▸ **EXERCISE GOAL**
Take the line that contains "Convert this document image to plain text." as the first line and the last line of the material below as the final one; reproduce exactly the lines between, inclusive.

▸ **Saved data entries**

##########

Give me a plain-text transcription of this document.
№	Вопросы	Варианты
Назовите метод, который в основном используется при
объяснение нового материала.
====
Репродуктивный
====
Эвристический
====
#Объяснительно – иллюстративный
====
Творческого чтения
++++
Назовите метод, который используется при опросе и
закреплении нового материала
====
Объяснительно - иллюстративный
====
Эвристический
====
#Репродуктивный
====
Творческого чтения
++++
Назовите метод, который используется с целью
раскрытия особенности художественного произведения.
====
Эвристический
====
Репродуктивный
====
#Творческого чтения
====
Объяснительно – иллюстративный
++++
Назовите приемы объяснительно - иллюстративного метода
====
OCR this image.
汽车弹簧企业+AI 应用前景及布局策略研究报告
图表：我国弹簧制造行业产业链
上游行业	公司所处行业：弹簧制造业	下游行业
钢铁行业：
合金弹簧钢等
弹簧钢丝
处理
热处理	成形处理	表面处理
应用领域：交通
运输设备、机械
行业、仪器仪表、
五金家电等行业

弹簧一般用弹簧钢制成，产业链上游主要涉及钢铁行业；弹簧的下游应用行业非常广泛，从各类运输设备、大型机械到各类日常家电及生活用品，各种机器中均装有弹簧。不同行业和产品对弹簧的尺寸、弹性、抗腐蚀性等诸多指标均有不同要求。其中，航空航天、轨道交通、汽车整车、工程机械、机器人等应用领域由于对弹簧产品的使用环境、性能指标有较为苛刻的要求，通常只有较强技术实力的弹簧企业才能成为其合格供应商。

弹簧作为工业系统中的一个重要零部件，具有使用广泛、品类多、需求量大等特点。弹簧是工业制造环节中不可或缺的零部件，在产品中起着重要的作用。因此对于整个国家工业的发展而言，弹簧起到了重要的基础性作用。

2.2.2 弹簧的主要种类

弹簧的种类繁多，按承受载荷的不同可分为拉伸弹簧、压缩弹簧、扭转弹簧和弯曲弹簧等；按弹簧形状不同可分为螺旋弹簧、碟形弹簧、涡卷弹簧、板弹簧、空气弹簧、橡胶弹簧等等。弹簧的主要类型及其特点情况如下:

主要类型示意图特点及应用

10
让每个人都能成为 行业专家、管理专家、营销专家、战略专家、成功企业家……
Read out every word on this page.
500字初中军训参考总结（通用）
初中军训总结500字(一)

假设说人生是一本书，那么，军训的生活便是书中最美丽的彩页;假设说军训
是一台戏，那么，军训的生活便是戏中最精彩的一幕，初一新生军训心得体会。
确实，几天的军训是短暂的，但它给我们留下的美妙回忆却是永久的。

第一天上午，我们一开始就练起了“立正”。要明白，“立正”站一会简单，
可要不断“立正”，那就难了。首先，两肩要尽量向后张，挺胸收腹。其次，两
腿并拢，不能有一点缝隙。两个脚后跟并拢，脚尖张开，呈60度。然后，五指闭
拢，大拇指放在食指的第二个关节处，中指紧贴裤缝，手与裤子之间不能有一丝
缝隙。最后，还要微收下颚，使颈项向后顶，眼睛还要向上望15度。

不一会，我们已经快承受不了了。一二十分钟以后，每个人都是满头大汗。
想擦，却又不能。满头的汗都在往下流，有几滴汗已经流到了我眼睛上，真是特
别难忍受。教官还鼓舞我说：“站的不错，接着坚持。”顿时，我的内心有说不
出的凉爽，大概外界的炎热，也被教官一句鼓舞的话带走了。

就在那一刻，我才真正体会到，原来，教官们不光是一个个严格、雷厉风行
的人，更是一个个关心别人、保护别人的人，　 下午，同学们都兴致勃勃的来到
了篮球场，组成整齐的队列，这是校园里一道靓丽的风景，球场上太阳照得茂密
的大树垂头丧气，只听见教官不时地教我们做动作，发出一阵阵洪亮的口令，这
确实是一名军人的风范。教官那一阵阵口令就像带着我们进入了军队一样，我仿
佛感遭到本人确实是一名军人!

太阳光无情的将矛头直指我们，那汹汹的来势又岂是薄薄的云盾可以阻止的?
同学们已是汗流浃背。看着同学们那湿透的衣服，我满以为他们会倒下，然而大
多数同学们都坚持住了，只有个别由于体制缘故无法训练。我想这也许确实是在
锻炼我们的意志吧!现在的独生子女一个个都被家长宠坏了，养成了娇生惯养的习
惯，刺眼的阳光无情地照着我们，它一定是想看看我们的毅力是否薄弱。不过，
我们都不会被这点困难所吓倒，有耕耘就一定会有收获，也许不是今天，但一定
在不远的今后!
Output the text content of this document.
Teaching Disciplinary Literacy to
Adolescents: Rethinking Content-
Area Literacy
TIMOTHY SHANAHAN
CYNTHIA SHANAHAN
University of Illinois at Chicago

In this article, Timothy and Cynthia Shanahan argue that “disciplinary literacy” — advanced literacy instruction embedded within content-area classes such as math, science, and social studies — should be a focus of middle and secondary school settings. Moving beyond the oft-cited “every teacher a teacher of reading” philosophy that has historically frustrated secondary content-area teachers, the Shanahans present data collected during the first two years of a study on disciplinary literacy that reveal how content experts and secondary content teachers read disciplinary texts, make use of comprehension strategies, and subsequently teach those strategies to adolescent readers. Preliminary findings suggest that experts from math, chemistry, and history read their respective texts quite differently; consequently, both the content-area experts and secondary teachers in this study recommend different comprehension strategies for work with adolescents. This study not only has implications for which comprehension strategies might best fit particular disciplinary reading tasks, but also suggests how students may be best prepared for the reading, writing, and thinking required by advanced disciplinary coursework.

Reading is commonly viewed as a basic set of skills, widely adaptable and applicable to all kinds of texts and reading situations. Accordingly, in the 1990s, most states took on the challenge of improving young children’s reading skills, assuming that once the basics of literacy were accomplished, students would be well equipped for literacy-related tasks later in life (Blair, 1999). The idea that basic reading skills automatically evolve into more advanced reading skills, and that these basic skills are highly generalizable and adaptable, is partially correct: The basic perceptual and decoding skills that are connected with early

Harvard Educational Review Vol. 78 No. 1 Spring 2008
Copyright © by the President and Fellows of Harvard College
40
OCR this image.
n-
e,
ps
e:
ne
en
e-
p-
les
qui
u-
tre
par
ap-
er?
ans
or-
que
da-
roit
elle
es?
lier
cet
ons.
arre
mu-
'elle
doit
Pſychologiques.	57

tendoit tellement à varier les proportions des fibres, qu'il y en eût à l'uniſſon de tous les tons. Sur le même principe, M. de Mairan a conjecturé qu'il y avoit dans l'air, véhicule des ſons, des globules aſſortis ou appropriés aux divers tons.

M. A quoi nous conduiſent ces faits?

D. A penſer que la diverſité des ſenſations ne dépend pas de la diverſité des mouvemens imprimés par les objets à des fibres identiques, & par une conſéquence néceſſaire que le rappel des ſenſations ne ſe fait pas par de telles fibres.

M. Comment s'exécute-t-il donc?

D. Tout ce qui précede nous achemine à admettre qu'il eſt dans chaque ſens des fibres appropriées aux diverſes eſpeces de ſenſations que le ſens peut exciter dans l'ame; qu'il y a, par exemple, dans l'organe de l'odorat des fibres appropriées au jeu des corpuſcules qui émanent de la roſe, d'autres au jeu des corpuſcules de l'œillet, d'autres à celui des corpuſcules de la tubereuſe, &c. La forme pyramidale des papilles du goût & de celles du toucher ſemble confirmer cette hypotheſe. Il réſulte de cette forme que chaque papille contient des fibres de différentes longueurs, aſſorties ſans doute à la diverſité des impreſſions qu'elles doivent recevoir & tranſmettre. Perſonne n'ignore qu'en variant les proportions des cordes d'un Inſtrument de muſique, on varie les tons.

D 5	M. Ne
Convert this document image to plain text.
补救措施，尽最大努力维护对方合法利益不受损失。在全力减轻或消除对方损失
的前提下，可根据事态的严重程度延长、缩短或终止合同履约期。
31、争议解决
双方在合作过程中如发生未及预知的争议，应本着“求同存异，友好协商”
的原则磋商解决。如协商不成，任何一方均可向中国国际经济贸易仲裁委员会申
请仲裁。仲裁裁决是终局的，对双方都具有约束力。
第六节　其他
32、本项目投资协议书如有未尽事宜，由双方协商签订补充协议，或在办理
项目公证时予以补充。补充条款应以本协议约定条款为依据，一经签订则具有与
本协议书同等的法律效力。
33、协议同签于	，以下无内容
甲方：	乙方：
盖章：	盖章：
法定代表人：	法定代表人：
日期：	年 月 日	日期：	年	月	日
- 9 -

##########

▸ **OUTPUT OF THE TASK**
Convert this document image to plain text.
补救措施，尽最大努力维护对方合法利益不受损失。在全力减轻或消除对方损失
的前提下，可根据事态的严重程度延长、缩短或终止合同履约期。
31、争议解决
双方在合作过程中如发生未及预知的争议，应本着“求同存异，友好协商”
的原则磋商解决。如协商不成，任何一方均可向中国国际经济贸易仲裁委员会申
请仲裁。仲裁裁决是终局的，对双方都具有约束力。
第六节　其他
32、本项目投资协议书如有未尽事宜，由双方协商签订补充协议，或在办理
项目公证时予以补充。补充条款应以本协议约定条款为依据，一经签订则具有与
本协议书同等的法律效力。
33、协议同签于	，以下无内容
甲方：	乙方：
盖章：	盖章：
法定代表人：	法定代表人：
日期：	年 月 日	日期：	年	月	日
- 9 -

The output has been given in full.